TRY IT = Continue the passage on lessons for healthcare delivery in India from its final sentence, writing one or two more paragraphs in the same voice.

EXCERPTED TEXT =
# # #
Another major conclusion we can draw is that there is a great deal which the private or non-governmental sector can and must do. The great healing traditions of institutions such as the CMC, MGIMS, and St. Johns and the highly professional healthcare delivery through organizations such as the JSS in Chattisgarh or The Banyan in Chennai, to mention only two organizations named in this book, deliver a powerful message that non-governmental, civil society activism, built on a platform of hard professionalism, have a role to play in healthcare delivery which government, at least in the immediate future, will not be in a position to play…

…A third broad lesson is that information is power and the access to information determines the quality of treatment a patient receives. For all India’s remarkable achievements in the sphere of information technology, communication, and digital applications, access to these technologies is limited. Owning a mobile phone, if a significant marker of social status, does not reflect any great access to all that technology has to offer. That is still the preserve of persons who have had much more than an average level of education. In a deeply divided society, access to technology has become yet another dividing factor, and one which leads to corruption. 

Another important message is that no system of healthcare delivery, whether public or private, can function in the absence of enlightened regulation. Enough has been said of the state of the MCI; less is known, at least publicly, of the Nursing and Dental Councils and even less on the regulatory agencies in the AYUSH sector. It would be fair to note, given human nature, that their xxvii situation is not noticeably better. There is no regulation of any sort over the entire range of allied health-related training. This cannot, however, be an argument against regulation and we await the progress of the discussions on the National Medical Commission.
# # #
RECORDS SUPPLIED =
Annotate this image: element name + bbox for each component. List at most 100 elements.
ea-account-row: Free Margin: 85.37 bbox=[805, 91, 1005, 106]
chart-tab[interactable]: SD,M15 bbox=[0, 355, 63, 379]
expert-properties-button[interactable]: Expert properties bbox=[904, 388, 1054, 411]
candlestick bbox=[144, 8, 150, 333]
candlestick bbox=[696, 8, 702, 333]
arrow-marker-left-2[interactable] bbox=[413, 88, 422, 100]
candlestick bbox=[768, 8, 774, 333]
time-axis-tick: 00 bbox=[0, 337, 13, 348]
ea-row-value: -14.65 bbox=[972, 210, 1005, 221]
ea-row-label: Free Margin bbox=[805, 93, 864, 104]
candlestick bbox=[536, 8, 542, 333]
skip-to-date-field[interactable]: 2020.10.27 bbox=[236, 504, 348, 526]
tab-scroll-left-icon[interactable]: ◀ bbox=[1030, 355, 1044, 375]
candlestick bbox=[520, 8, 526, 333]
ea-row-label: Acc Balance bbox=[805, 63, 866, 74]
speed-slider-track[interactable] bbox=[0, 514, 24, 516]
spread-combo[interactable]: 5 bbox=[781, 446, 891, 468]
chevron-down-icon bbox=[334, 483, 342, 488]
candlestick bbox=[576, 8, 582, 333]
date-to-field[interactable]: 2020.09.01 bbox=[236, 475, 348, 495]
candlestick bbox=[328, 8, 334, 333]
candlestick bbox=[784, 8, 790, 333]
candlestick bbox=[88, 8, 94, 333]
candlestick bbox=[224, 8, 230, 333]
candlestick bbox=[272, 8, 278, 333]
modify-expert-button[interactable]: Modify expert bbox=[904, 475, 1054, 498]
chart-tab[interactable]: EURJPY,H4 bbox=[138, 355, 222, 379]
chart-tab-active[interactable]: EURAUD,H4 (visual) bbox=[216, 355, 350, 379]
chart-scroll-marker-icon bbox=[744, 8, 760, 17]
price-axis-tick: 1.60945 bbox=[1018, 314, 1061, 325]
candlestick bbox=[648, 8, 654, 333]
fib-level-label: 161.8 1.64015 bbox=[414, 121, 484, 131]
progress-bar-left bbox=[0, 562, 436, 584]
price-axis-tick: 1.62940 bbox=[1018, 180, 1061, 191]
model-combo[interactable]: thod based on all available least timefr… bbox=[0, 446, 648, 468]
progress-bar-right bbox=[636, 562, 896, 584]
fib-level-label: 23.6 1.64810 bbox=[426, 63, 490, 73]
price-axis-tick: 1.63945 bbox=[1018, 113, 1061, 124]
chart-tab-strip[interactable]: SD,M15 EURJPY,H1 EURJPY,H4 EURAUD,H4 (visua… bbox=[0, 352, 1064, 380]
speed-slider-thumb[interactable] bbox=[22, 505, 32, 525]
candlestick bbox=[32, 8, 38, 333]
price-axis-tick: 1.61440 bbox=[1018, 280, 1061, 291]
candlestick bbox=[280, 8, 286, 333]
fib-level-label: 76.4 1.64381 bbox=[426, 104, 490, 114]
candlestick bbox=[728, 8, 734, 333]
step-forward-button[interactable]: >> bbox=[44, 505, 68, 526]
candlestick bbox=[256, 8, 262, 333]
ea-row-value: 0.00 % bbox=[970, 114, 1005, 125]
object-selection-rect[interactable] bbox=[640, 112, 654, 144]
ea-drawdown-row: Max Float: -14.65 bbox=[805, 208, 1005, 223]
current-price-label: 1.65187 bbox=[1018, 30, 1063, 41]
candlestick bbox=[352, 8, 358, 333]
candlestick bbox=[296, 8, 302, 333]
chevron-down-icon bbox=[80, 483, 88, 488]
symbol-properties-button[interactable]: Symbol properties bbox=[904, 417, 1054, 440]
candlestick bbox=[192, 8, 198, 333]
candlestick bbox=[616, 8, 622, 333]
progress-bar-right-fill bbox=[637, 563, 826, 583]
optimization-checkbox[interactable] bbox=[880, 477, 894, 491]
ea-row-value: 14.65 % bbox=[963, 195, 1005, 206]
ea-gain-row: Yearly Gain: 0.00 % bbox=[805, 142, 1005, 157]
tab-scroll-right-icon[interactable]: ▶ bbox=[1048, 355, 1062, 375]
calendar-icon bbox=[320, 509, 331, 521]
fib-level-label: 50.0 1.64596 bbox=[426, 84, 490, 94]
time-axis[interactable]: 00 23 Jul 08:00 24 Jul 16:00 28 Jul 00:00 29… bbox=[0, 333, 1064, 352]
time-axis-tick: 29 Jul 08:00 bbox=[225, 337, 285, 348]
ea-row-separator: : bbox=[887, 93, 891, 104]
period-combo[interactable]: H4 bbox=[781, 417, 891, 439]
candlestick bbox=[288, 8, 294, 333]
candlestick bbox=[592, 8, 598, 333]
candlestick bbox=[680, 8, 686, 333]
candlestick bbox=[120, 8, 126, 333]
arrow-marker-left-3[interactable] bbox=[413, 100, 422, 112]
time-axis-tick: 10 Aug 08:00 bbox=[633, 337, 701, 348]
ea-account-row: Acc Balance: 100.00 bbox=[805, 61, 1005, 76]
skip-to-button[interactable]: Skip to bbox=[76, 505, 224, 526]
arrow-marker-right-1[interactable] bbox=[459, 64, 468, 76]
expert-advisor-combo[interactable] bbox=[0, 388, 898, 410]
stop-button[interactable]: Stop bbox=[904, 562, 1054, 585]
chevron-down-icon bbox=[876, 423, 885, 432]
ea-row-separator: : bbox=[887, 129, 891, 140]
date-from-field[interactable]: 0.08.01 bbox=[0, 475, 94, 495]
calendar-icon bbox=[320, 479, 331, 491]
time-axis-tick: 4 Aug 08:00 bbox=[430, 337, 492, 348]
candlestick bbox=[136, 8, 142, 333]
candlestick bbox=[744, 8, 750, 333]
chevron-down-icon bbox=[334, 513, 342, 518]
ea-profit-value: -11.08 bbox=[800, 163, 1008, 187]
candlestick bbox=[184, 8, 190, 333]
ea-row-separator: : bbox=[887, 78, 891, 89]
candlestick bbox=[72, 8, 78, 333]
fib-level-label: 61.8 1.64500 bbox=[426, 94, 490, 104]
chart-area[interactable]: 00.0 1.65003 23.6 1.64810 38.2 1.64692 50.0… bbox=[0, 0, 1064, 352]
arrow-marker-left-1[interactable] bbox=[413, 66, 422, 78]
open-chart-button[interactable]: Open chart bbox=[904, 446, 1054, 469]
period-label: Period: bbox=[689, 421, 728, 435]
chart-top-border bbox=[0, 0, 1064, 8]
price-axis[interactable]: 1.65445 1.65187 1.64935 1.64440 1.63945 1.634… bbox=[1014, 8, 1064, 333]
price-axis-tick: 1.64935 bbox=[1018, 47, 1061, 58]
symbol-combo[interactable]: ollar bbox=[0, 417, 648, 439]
# # #
ANSWER =
A linked aspect, and which in its own way leads to poor service outcomes, is the need for a comprehensive overview of the medical curriculum and syllabus. There is very little research of any standard being undertaken in many medical colleges or universities. Several private medical colleges do not have the patient load to sustain systematic teaching. It is an open secret that undergraduate medical education in India does nothing to promote public healthcare delivery. Even more dangerously, the pronounced tendency at the postgraduate level, and especially in high capitation fee charging private colleges, is to concentrate only on the allegedly lucrative specializations such as radiology, obstetrics and gynaecology, and orthopaedics. Across India, there are only a very few seats in medical colleges, and these are almost entirely in government medical colleges, in such much–needed disciplines as psychiatry, family medicine, palliative care, and geriatric care. As long as shortages remain in these areas, there will be exploitation and corruption…

…There is, however, one question to which there does not seem to be a ready or an easy answer. Why is it that so many distinguished practitioners appear to believe that the heart of their profession has been lost? India is a traditional society where persons of learning, teachers, preceptors, and healers are given respect, as something which is their right and their due. There are indeed a very large number of doctors in government hospitals and health centres, in private hospitals and clinics, and in public and private medical colleges who remain true to their calling; but there is enough evidence to suggest that human nature is frail. It is by no means the case that it is only the medical profession that has been so affected. The civil services, the world of universities and higher education, the world of lawyers and the courts, the world of politics and public representation, all have been so affected, but healthcare is a critical and universal need. It is our hope in pursuing our idea of this book to focus attention on the malady which seeks to destroy from within; it is our further hope that through discussion and introspection, we will learn to improve our policies, programmes, and practices.